— START OF SELECTED TEXT —
My sampler continues to grow. Here’s the progress on my latest strip. Filling in the background with long armed cross stitch does take quite a bit more time than does just working the outlines in double running:
In other news, I celebrated yet another anniversary of my 21st birthday over the long weekend. The Resident Male helped me snag a copy of Lotz on eBay as my present (special thanks to Long Time Needlework Pal Kathryn, who pointed me to it).
What’s Lotz, you ask? One of the leading sources on historical pattern books. In 1933 he began the systematic categorization of all extant historical pattern books printed prior to around 1700 or so. His Bibliographie der Modelbucher is a compendium of his research and is considered to be the seminal work in the field. It’s in German, with over 100 plates of page reproductions at the back. I had used some of the Lotz pages when I graphed up patterns for TNCM, but now I have my own copy of the 1963 edition. Although I don’t read German, I’m looking forward to puzzling out the text with the help of OCR software and translation utilities, and learning more.
— END OF SELECTED TEXT —
— START OF DATA SHOWN —
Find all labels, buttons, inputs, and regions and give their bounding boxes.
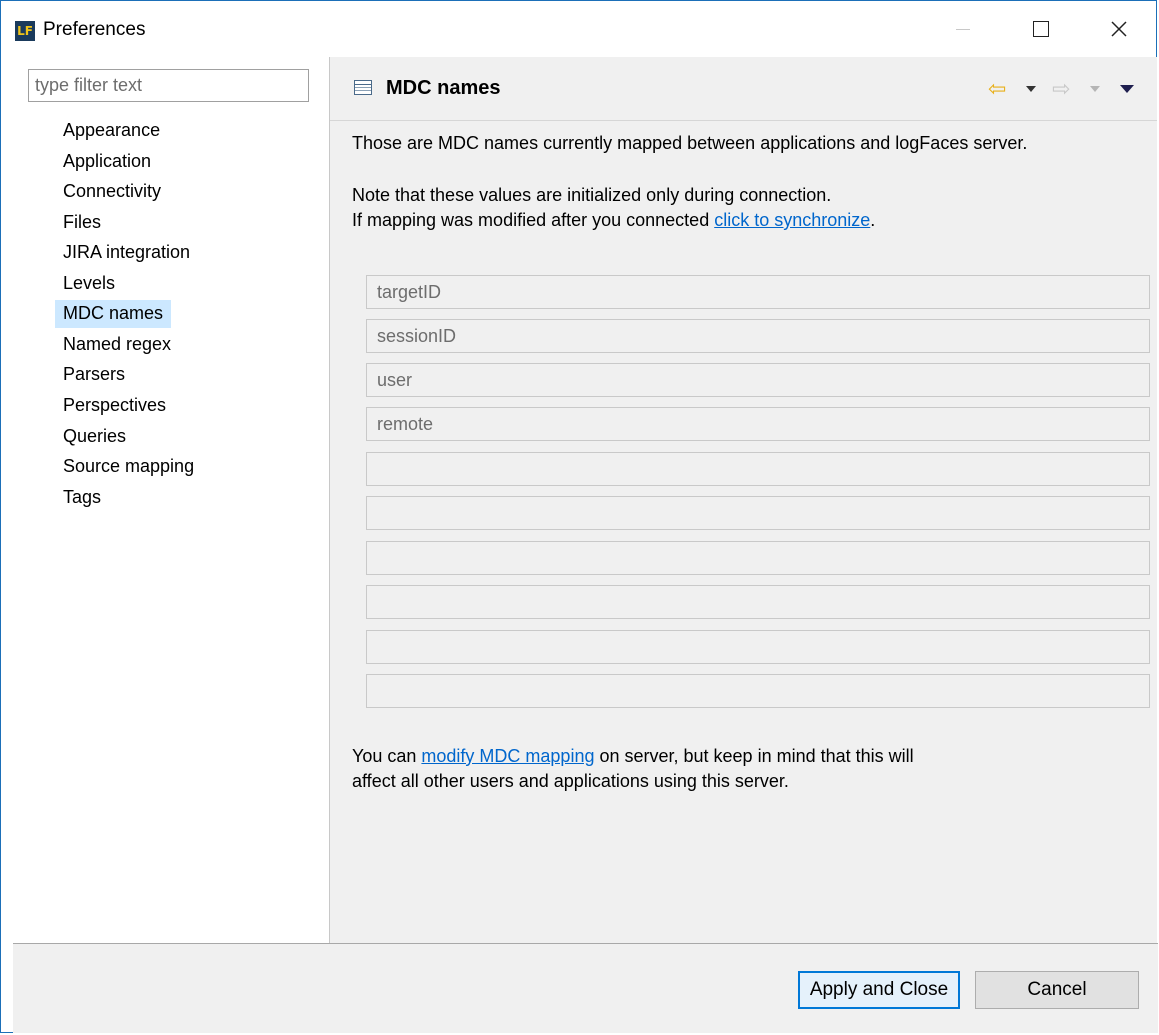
— END OF DATA SHOWN —
> WHAT THIS TASK INVOLVES
Transcribe the needlework post word for word, starting with "What’s Lotz, you" and going on through "and learning more.". None of this data is needed here.

> THE REPLY
What’s Lotz, you ask? One of the leading sources on historical pattern books. In 1933 he began the systematic categorization of all extant historical pattern books printed prior to around 1700 or so. His Bibliographie der Modelbucher is a compendium of his research and is considered to be the seminal work in the field. It’s in German, with over 100 plates of page reproductions at the back. I had used some of the Lotz pages when I graphed up patterns for TNCM, but now I have my own copy of the 1963 edition. Although I don’t read German, I’m looking forward to puzzling out the text with the help of OCR software and translation utilities, and learning more.